TRECHO SELECIONADO -
┌────────

Os retrocessos cometidos em tempo e quantidade recorde pelo governo interino que se apossou do Brasil tem nos obrigado a voltar à lições colegiais. O mais novo passo para trás foi dada pelo ministro da saúde interino, Ricardo Barros, declarando que irá convidar a igreja para debater a questão do aborto no Brasil.
O Ministro reconhece a gravidade do problema do aborto, mas não podemos nos enganar sobre a razão de ser do convite: massagear a massa de eleitores religiosos, em comunhão não com ideias, ideais e melhorias, mas sim, com deputados e senadores e suas mãos gordas sobre a coisa pública. Barros ainda declara a pérola de que a constituição federal oferece “direitos” demais.
Não por acaso, ao longo de toda a entrevista a palavra “mulher” – grupo que de fato deveria ser convidado ao debate e à construção de uma nova legislação – só é dita uma vez, e para ilustrar uma estatística. A justificativa utilizada pelo ministro para o convite é de que a decisão do ministério não deve provocar resistência ou discussão.
Decisões governamentais não podem ser pautadas pela popularidade do tópico. Mudanças das mais importantes de nossa história, como o fim da escravidão e o voto feminino, foram tomadas pelo significado, por um novo projeto de país, pelo seu aspecto humano, pela justiça e pela igualdade – e não para evitar polêmicas e angariar votos. Convidar a igreja para participar de qualquer processo legislativo não só é mais uma vez contrariar a constituição, como basear a questão em preceitos excludentes, que não possuem nada de científico, nem se preocupam com a saúde e a liberdade da mulher sobre o próprio corpo.

└────────

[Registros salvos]
┌────────

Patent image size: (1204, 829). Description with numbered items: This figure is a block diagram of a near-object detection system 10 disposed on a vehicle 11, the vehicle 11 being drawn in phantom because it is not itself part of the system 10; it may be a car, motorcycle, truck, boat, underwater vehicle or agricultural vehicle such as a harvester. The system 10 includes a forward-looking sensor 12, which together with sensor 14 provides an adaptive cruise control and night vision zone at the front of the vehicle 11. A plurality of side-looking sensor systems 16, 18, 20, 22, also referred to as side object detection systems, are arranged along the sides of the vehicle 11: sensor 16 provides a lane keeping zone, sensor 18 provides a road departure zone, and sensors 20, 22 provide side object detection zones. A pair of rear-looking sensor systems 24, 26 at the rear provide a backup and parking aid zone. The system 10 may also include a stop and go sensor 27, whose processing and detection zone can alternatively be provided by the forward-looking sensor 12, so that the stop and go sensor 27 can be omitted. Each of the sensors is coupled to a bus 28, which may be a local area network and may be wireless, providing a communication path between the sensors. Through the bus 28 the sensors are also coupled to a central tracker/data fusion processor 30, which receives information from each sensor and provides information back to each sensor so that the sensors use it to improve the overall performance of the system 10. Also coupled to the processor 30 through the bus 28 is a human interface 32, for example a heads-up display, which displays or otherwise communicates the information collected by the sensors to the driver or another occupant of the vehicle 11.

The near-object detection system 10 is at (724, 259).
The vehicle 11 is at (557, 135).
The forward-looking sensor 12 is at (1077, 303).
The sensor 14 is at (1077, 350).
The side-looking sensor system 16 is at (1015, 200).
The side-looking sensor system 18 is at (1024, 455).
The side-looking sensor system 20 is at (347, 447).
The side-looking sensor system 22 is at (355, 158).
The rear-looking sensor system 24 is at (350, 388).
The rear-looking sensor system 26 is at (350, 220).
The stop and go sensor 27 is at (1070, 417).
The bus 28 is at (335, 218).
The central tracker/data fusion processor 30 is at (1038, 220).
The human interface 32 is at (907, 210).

└────────

TAREFAS PROPOSTAS -
1) Resuma o trecho em duas frases.
2) Transcreva a passagem do trecho que começa em "O Ministro reconhece" e termina em "resistência ou discussão.".
Os dados constituem material separado do trecho.

RESPOSTAS POR TAREFA -
1) O ministro da saúde interino, Ricardo Barros, declarou que convidará a igreja para debater a questão do aborto no Brasil. O trecho afirma que o convite visa massagear a massa de eleitores religiosos e é justificado pelo desejo de evitar resistência ou discussão, e sustenta que decisões governamentais não podem ser pautadas pela popularidade do tópico e que convidar a igreja contraria a constituição e baseia a questão em preceitos excludentes, sem nada de científico e sem preocupação com a saúde e a liberdade da mulher.

2)
O Ministro reconhece a gravidade do problema do aborto, mas não podemos nos enganar sobre a razão de ser do convite: massagear a massa de eleitores religiosos, em comunhão não com ideias, ideais e melhorias, mas sim, com deputados e senadores e suas mãos gordas sobre a coisa pública. Barros ainda declara a pérola de que a constituição federal oferece “direitos” demais.
Não por acaso, ao longo de toda a entrevista a palavra “mulher” – grupo que de fato deveria ser convidado ao debate e à construção de uma nova legislação – só é dita uma vez, e para ilustrar uma estatística. A justificativa utilizada pelo ministro para o convite é de que a decisão do ministério não deve provocar resistência ou discussão.